----- DATA LISTING -----

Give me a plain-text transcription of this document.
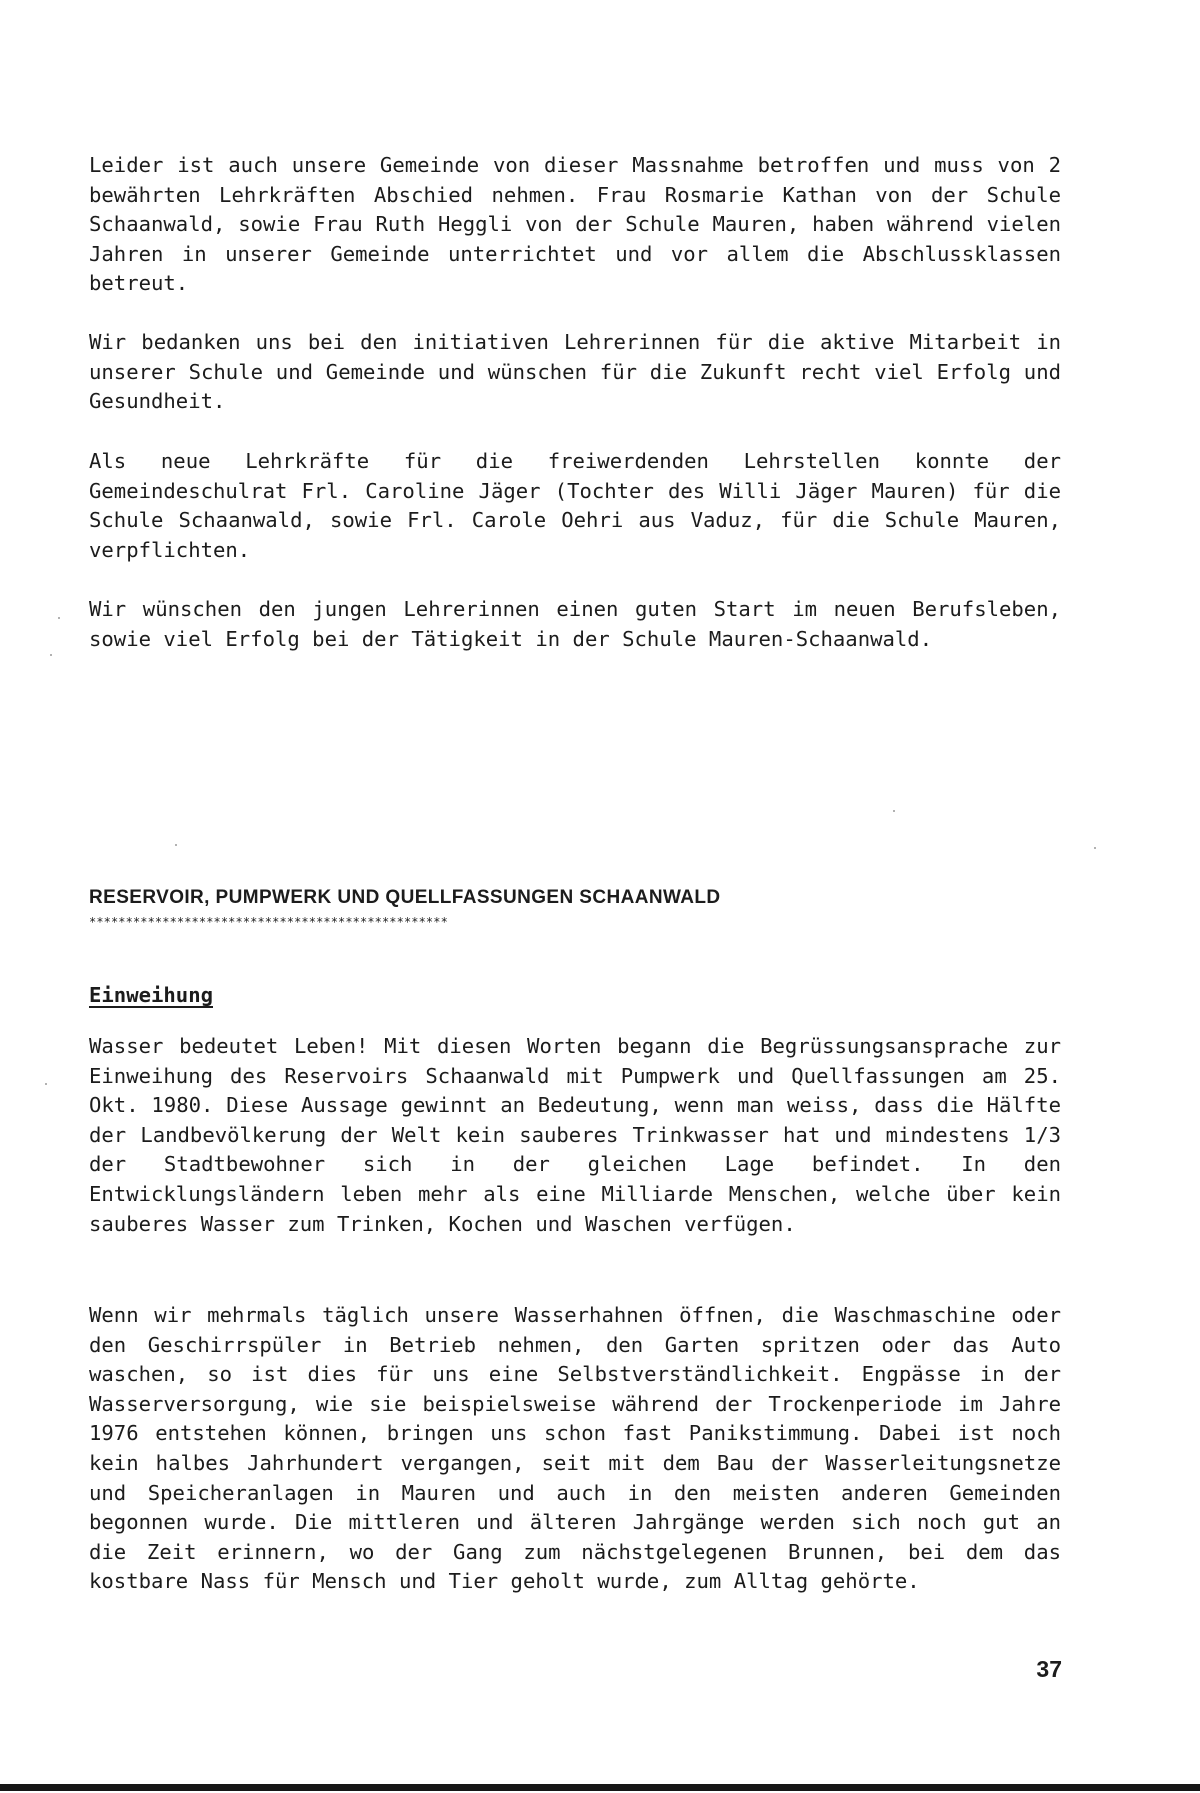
Leider ist auch unsere Gemeinde von dieser Massnahme betroffen und muss von 2 bewährten Lehrkräften Abschied nehmen. Frau Rosmarie Kathan von der Schule Schaanwald, sowie Frau Ruth Heggli von der Schule Mauren, haben während vielen Jahren in unserer Gemeinde unterrichtet und vor allem die Abschlussklassen betreut.

Wir bedanken uns bei den initiativen Lehrerinnen für die aktive Mitarbeit in unserer Schule und Gemeinde und wünschen für die Zukunft recht viel Erfolg und Gesundheit.

Als neue Lehrkräfte für die freiwerdenden Lehrstellen konnte der Gemeindeschulrat Frl. Caroline Jäger (Tochter des Willi Jäger Mauren) für die Schule Schaanwald, sowie Frl. Carole Oehri aus Vaduz, für die Schule Mauren, verpflichten.

Wir wünschen den jungen Lehrerinnen einen guten Start im neuen Berufsleben, sowie viel Erfolg bei der Tätigkeit in der Schule Mauren-Schaanwald.

RESERVOIR, PUMPWERK UND QUELLFASSUNGEN SCHAANWALD
*************************************************
Einweihung

Wasser bedeutet Leben! Mit diesen Worten begann die Begrüssungsansprache zur Einweihung des Reservoirs Schaanwald mit Pumpwerk und Quellfassungen am 25. Okt. 1980. Diese Aussage gewinnt an Bedeutung, wenn man weiss, dass die Hälfte der Landbevölkerung der Welt kein sauberes Trinkwasser hat und mindestens 1/3 der Stadtbewohner sich in der gleichen Lage befindet. In den Entwicklungsländern leben mehr als eine Milliarde Menschen, welche über kein sauberes Wasser zum Trinken, Kochen und Waschen verfügen.

Wenn wir mehrmals täglich unsere Wasserhahnen öffnen, die Waschmaschine oder den Geschirrspüler in Betrieb nehmen, den Garten spritzen oder das Auto waschen, so ist dies für uns eine Selbstverständlichkeit. Engpässe in der Wasserversorgung, wie sie beispielsweise während der Trockenperiode im Jahre 1976 entstehen können, bringen uns schon fast Panikstimmung. Dabei ist noch kein halbes Jahrhundert vergangen, seit mit dem Bau der Wasserleitungsnetze und Speicheranlagen in Mauren und auch in den meisten anderen Gemeinden begonnen wurde. Die mittleren und älteren Jahrgänge werden sich noch gut an die Zeit erinnern, wo der Gang zum nächstgelegenen Brunnen, bei dem das kostbare Nass für Mensch und Tier geholt wurde, zum Alltag gehörte.

37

-----

> _WHAT TO WORK ON_
State the count of lines that contain the string "Lehrerinnen". Nothing else is needed.

> _COMPLETE OUTPUT_
2